### [The exercise]
Each entry below is to be extracted exactly.

### [Material for this task]

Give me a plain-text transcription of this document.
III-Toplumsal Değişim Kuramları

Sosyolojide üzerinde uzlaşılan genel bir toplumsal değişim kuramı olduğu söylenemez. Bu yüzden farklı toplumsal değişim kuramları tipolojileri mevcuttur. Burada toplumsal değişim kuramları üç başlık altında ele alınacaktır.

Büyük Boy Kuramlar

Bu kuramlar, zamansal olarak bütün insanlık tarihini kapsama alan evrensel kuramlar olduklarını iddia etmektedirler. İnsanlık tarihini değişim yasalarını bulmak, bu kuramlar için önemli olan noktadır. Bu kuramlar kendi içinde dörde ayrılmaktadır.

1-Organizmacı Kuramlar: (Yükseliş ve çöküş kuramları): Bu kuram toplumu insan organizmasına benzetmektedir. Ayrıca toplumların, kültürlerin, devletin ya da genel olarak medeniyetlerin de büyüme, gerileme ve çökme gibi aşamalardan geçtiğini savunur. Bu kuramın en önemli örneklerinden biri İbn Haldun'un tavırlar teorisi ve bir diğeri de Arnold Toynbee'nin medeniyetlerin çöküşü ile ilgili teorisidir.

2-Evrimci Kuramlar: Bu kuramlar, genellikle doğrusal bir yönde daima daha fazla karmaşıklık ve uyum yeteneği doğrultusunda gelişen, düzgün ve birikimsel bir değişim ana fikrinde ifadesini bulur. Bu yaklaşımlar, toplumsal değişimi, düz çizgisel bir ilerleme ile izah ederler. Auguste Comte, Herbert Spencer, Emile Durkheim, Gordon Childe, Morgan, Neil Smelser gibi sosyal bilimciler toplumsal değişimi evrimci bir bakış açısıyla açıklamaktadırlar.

### [Result of the task]
Give me a plain-text transcription of this document.
III-Toplumsal Değişim Kuramları

Sosyolojide üzerinde uzlaşılan genel bir toplumsal değişim kuramı olduğu söylenemez. Bu yüzden farklı toplumsal değişim kuramları tipolojileri mevcuttur. Burada toplumsal değişim kuramları üç başlık altında ele alınacaktır.

Büyük Boy Kuramlar

Bu kuramlar, zamansal olarak bütün insanlık tarihini kapsama alan evrensel kuramlar olduklarını iddia etmektedirler. İnsanlık tarihini değişim yasalarını bulmak, bu kuramlar için önemli olan noktadır. Bu kuramlar kendi içinde dörde ayrılmaktadır.

1-Organizmacı Kuramlar: (Yükseliş ve çöküş kuramları): Bu kuram toplumu insan organizmasına benzetmektedir. Ayrıca toplumların, kültürlerin, devletin ya da genel olarak medeniyetlerin de büyüme, gerileme ve çökme gibi aşamalardan geçtiğini savunur. Bu kuramın en önemli örneklerinden biri İbn Haldun'un tavırlar teorisi ve bir diğeri de Arnold Toynbee'nin medeniyetlerin çöküşü ile ilgili teorisidir.

2-Evrimci Kuramlar: Bu kuramlar, genellikle doğrusal bir yönde daima daha fazla karmaşıklık ve uyum yeteneği doğrultusunda gelişen, düzgün ve birikimsel bir değişim ana fikrinde ifadesini bulur. Bu yaklaşımlar, toplumsal değişimi, düz çizgisel bir ilerleme ile izah ederler. Auguste Comte, Herbert Spencer, Emile Durkheim, Gordon Childe, Morgan, Neil Smelser gibi sosyal bilimciler toplumsal değişimi evrimci bir bakış açısıyla açıklamaktadırlar.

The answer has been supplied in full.